Figure record listings
- - -

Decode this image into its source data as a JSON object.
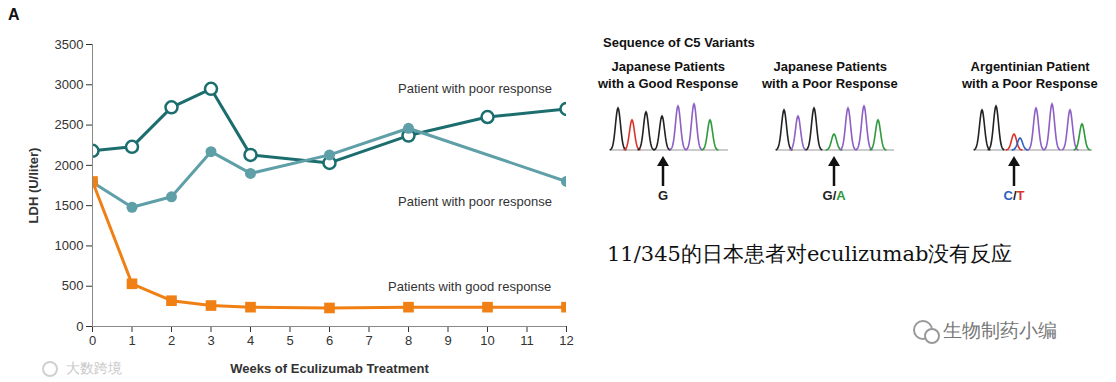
{
  "chart_data": {
    "type": "line",
    "panel_label": "A",
    "x_label": "Weeks of Eculizumab Treatment",
    "y_label": "LDH (U/liter)",
    "xlim": [
      0,
      12
    ],
    "xticks": [
      0,
      1,
      2,
      3,
      4,
      5,
      6,
      7,
      8,
      9,
      10,
      11,
      12
    ],
    "ylim": [
      0,
      3500
    ],
    "yticks": [
      0,
      500,
      1000,
      1500,
      2000,
      2500,
      3000,
      3500
    ],
    "grid": false,
    "series": [
      {
        "name": "Patient with poor response",
        "color": "#1b6d6e",
        "marker": "open_circle",
        "x": [
          0,
          1,
          2,
          3,
          4,
          6,
          8,
          10,
          12
        ],
        "values": [
          2180,
          2230,
          2720,
          2950,
          2130,
          2030,
          2370,
          2600,
          2700
        ]
      },
      {
        "name": "Patient with poor response",
        "color": "#5f9fa8",
        "marker": "circle",
        "x": [
          0,
          1,
          2,
          3,
          4,
          6,
          8,
          12
        ],
        "values": [
          1790,
          1480,
          1610,
          2170,
          1900,
          2130,
          2460,
          1800
        ]
      },
      {
        "name": "Patients with good response",
        "color": "#f07f14",
        "marker": "square",
        "x": [
          0,
          1,
          2,
          3,
          4,
          6,
          8,
          10,
          12
        ],
        "values": [
          1800,
          530,
          320,
          260,
          240,
          230,
          240,
          240,
          240
        ]
      }
    ]
  },
  "sequence_panel": {
    "title": "Sequence of C5 Variants",
    "panels": [
      {
        "title_lines": [
          "Japanese Patients",
          "with a Good Response"
        ],
        "base_parts": [
          {
            "text": "G",
            "color": "#222222"
          }
        ]
      },
      {
        "title_lines": [
          "Japanese Patients",
          "with a Poor Response"
        ],
        "base_parts": [
          {
            "text": "G",
            "color": "#222222"
          },
          {
            "text": "/",
            "color": "#222222"
          },
          {
            "text": "A",
            "color": "#2e9a3c"
          }
        ]
      },
      {
        "title_lines": [
          "Argentinian Patient",
          "with a Poor Response"
        ],
        "base_parts": [
          {
            "text": "C",
            "color": "#2a5fc4"
          },
          {
            "text": "/",
            "color": "#222222"
          },
          {
            "text": "T",
            "color": "#d9342b"
          }
        ]
      }
    ]
  },
  "caption": "11/345的日本患者对eculizumab没有反应",
  "watermarks": [
    "生物制药小编",
    "大数跨境"
  ]
}
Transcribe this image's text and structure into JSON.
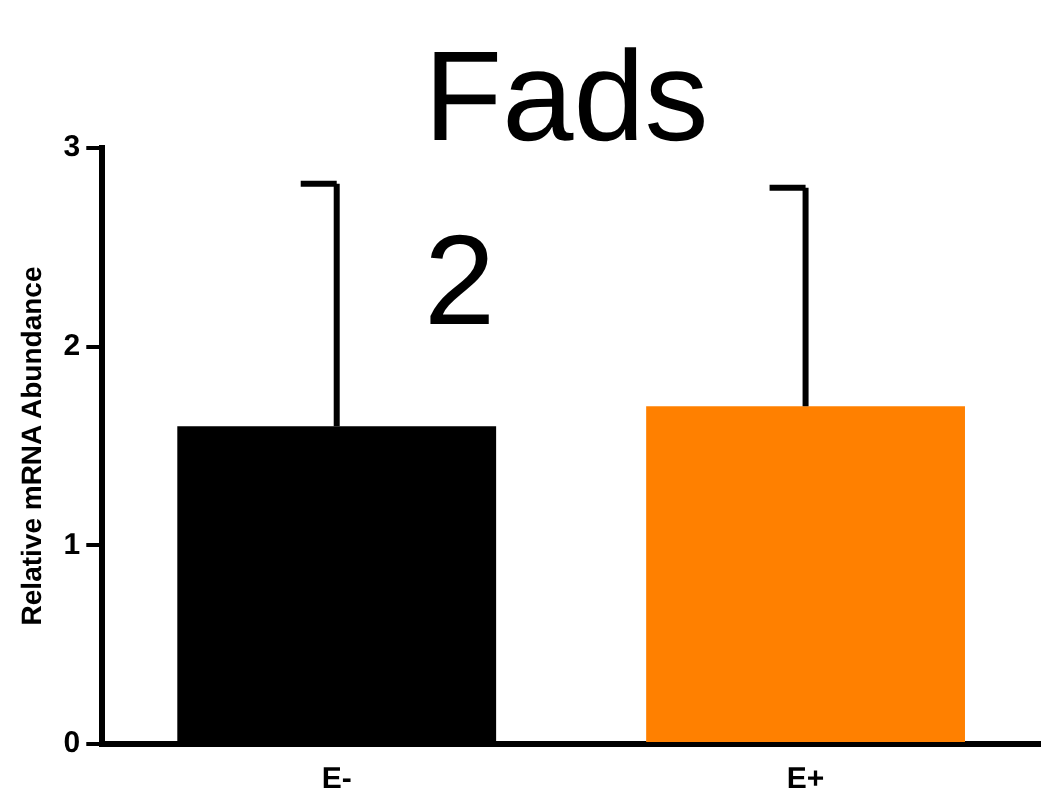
{
  "chart_data": {
    "type": "bar",
    "title": "Fads 2",
    "ylabel": "Relative mRNA Abundance",
    "categories": [
      "E-",
      "E+"
    ],
    "values": [
      1.6,
      1.7
    ],
    "colors": [
      "#000000",
      "#ff8000"
    ],
    "errors": [
      [
        1.6,
        2.82
      ],
      [
        1.7,
        2.8
      ]
    ],
    "ylim": [
      0,
      3
    ],
    "yticks": [
      0,
      1,
      2,
      3
    ],
    "grid": false,
    "legend": false
  }
}
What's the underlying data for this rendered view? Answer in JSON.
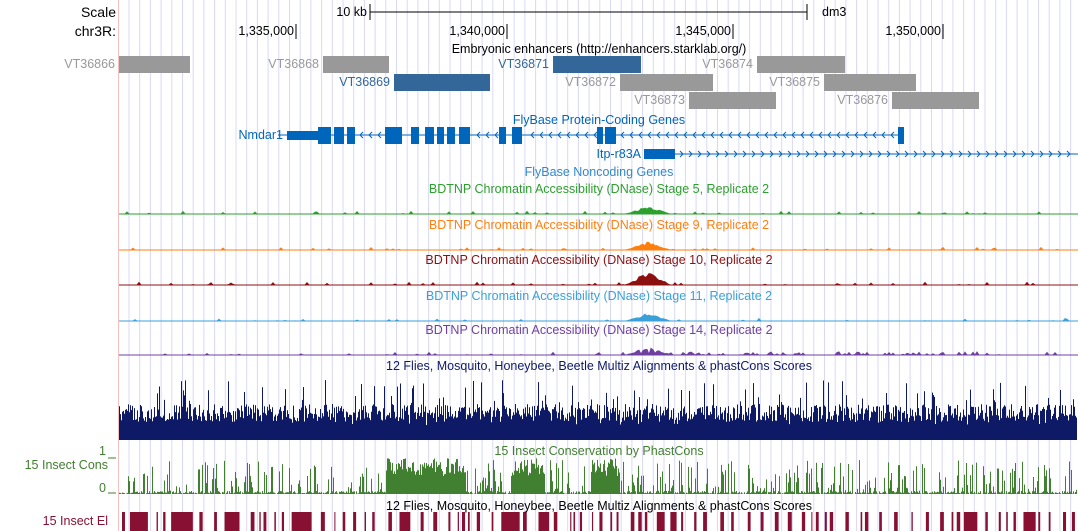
{
  "ruler": {
    "scale_label": "Scale",
    "chrom_label": "chr3R:",
    "scale_bar": "10 kb",
    "assembly": "dm3",
    "ticks": [
      "1,335,000",
      "1,340,000",
      "1,345,000",
      "1,350,000"
    ]
  },
  "enhancers": {
    "title": "Embryonic enhancers (http://enhancers.starklab.org/)",
    "items": [
      {
        "name": "VT36866",
        "color": "#999999"
      },
      {
        "name": "VT36868",
        "color": "#999999"
      },
      {
        "name": "VT36869",
        "color": "#336699"
      },
      {
        "name": "VT36871",
        "color": "#336699"
      },
      {
        "name": "VT36872",
        "color": "#999999"
      },
      {
        "name": "VT36873",
        "color": "#999999"
      },
      {
        "name": "VT36874",
        "color": "#999999"
      },
      {
        "name": "VT36875",
        "color": "#999999"
      },
      {
        "name": "VT36876",
        "color": "#999999"
      }
    ]
  },
  "genes": {
    "title": "FlyBase Protein-Coding Genes",
    "items": [
      {
        "name": "Nmdar1",
        "strand": "-"
      },
      {
        "name": "Itp-r83A",
        "strand": "+"
      }
    ],
    "color": "#0066bb"
  },
  "noncoding": {
    "title": "FlyBase Noncoding Genes"
  },
  "dnase": [
    {
      "title": "BDTNP Chromatin Accessibility (DNase) Stage 5, Replicate 2",
      "color": "#2ca02c"
    },
    {
      "title": "BDTNP Chromatin Accessibility (DNase) Stage 9, Replicate 2",
      "color": "#ff7f0e"
    },
    {
      "title": "BDTNP Chromatin Accessibility (DNase) Stage 10, Replicate 2",
      "color": "#8c1010"
    },
    {
      "title": "BDTNP Chromatin Accessibility (DNase) Stage 11, Replicate 2",
      "color": "#3aa0d8"
    },
    {
      "title": "BDTNP Chromatin Accessibility (DNase) Stage 14, Replicate 2",
      "color": "#7040a0"
    }
  ],
  "multiz": {
    "title": "12 Flies, Mosquito, Honeybee, Beetle Multiz Alignments & phastCons Scores",
    "color": "#0f1a66"
  },
  "phastcons": {
    "title": "15 Insect Conservation by PhastCons",
    "label": "15 Insect Cons",
    "ymax": "1",
    "ymin": "0",
    "color": "#408030"
  },
  "elements": {
    "title": "12 Flies, Mosquito, Honeybee, Beetle Multiz Alignments & phastCons Scores",
    "label": "15 Insect El",
    "color": "#881133"
  }
}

- - -

▸ REQUIRED WORK
Leave the pictures behind and repeat each entry exactly.

▸ RESULT BELOW
Decode this image into its source data as a JSON object.
{
  "chart_data": {
    "type": "line",
    "panel_label": "A",
    "x_label": "Weeks of Eculizumab Treatment",
    "y_label": "LDH (U/liter)",
    "xlim": [
      0,
      12
    ],
    "xticks": [
      0,
      1,
      2,
      3,
      4,
      5,
      6,
      7,
      8,
      9,
      10,
      11,
      12
    ],
    "ylim": [
      0,
      3500
    ],
    "yticks": [
      0,
      500,
      1000,
      1500,
      2000,
      2500,
      3000,
      3500
    ],
    "grid": false,
    "series": [
      {
        "name": "Patient with poor response",
        "color": "#1b6d6e",
        "marker": "open_circle",
        "x": [
          0,
          1,
          2,
          3,
          4,
          6,
          8,
          10,
          12
        ],
        "values": [
          2180,
          2230,
          2720,
          2950,
          2130,
          2030,
          2370,
          2600,
          2700
        ]
      },
      {
        "name": "Patient with poor response",
        "color": "#5f9fa8",
        "marker": "circle",
        "x": [
          0,
          1,
          2,
          3,
          4,
          6,
          8,
          12
        ],
        "values": [
          1790,
          1480,
          1610,
          2170,
          1900,
          2130,
          2460,
          1800
        ]
      },
      {
        "name": "Patients with good response",
        "color": "#f07f14",
        "marker": "square",
        "x": [
          0,
          1,
          2,
          3,
          4,
          6,
          8,
          10,
          12
        ],
        "values": [
          1800,
          530,
          320,
          260,
          240,
          230,
          240,
          240,
          240
        ]
      }
    ]
  },
  "sequence_panel": {
    "title": "Sequence of C5 Variants",
    "panels": [
      {
        "title_lines": [
          "Japanese Patients",
          "with a Good Response"
        ],
        "base_parts": [
          {
            "text": "G",
            "color": "#222222"
          }
        ]
      },
      {
        "title_lines": [
          "Japanese Patients",
          "with a Poor Response"
        ],
        "base_parts": [
          {
            "text": "G",
            "color": "#222222"
          },
          {
            "text": "/",
            "color": "#222222"
          },
          {
            "text": "A",
            "color": "#2e9a3c"
          }
        ]
      },
      {
        "title_lines": [
          "Argentinian Patient",
          "with a Poor Response"
        ],
        "base_parts": [
          {
            "text": "C",
            "color": "#2a5fc4"
          },
          {
            "text": "/",
            "color": "#222222"
          },
          {
            "text": "T",
            "color": "#d9342b"
          }
        ]
      }
    ]
  },
  "caption": "11/345的日本患者对eculizumab没有反应",
  "watermarks": [
    "生物制药小编",
    "大数跨境"
  ]
}
Transcribe this image's text and structure into JSON.
{
  "chart_data": {
    "type": "bar",
    "title": "Fads 2",
    "ylabel": "Relative mRNA Abundance",
    "categories": [
      "E-",
      "E+"
    ],
    "values": [
      1.6,
      1.7
    ],
    "colors": [
      "#000000",
      "#ff8000"
    ],
    "errors": [
      [
        1.6,
        2.82
      ],
      [
        1.7,
        2.8
      ]
    ],
    "ylim": [
      0,
      3
    ],
    "yticks": [
      0,
      1,
      2,
      3
    ],
    "grid": false,
    "legend": false
  }
}
What's the underlying data for this rendered view? Answer in JSON.
{
  "ruler": {
    "scale_label": "Scale",
    "chrom_label": "chr3R:",
    "scale_bar": "10 kb",
    "assembly": "dm3",
    "ticks": [
      "1,335,000",
      "1,340,000",
      "1,345,000",
      "1,350,000"
    ]
  },
  "enhancers": {
    "title": "Embryonic enhancers (http://enhancers.starklab.org/)",
    "items": [
      {
        "name": "VT36866",
        "color": "#999999"
      },
      {
        "name": "VT36868",
        "color": "#999999"
      },
      {
        "name": "VT36869",
        "color": "#336699"
      },
      {
        "name": "VT36871",
        "color": "#336699"
      },
      {
        "name": "VT36872",
        "color": "#999999"
      },
      {
        "name": "VT36873",
        "color": "#999999"
      },
      {
        "name": "VT36874",
        "color": "#999999"
      },
      {
        "name": "VT36875",
        "color": "#999999"
      },
      {
        "name": "VT36876",
        "color": "#999999"
      }
    ]
  },
  "genes": {
    "title": "FlyBase Protein-Coding Genes",
    "items": [
      {
        "name": "Nmdar1",
        "strand": "-"
      },
      {
        "name": "Itp-r83A",
        "strand": "+"
      }
    ],
    "color": "#0066bb"
  },
  "noncoding": {
    "title": "FlyBase Noncoding Genes"
  },
  "dnase": [
    {
      "title": "BDTNP Chromatin Accessibility (DNase) Stage 5, Replicate 2",
      "color": "#2ca02c"
    },
    {
      "title": "BDTNP Chromatin Accessibility (DNase) Stage 9, Replicate 2",
      "color": "#ff7f0e"
    },
    {
      "title": "BDTNP Chromatin Accessibility (DNase) Stage 10, Replicate 2",
      "color": "#8c1010"
    },
    {
      "title": "BDTNP Chromatin Accessibility (DNase) Stage 11, Replicate 2",
      "color": "#3aa0d8"
    },
    {
      "title": "BDTNP Chromatin Accessibility (DNase) Stage 14, Replicate 2",
      "color": "#7040a0"
    }
  ],
  "multiz": {
    "title": "12 Flies, Mosquito, Honeybee, Beetle Multiz Alignments & phastCons Scores",
    "color": "#0f1a66"
  },
  "phastcons": {
    "title": "15 Insect Conservation by PhastCons",
    "label": "15 Insect Cons",
    "ymax": "1",
    "ymin": "0",
    "color": "#408030"
  },
  "elements": {
    "title": "12 Flies, Mosquito, Honeybee, Beetle Multiz Alignments & phastCons Scores",
    "label": "15 Insect El",
    "color": "#881133"
  }
}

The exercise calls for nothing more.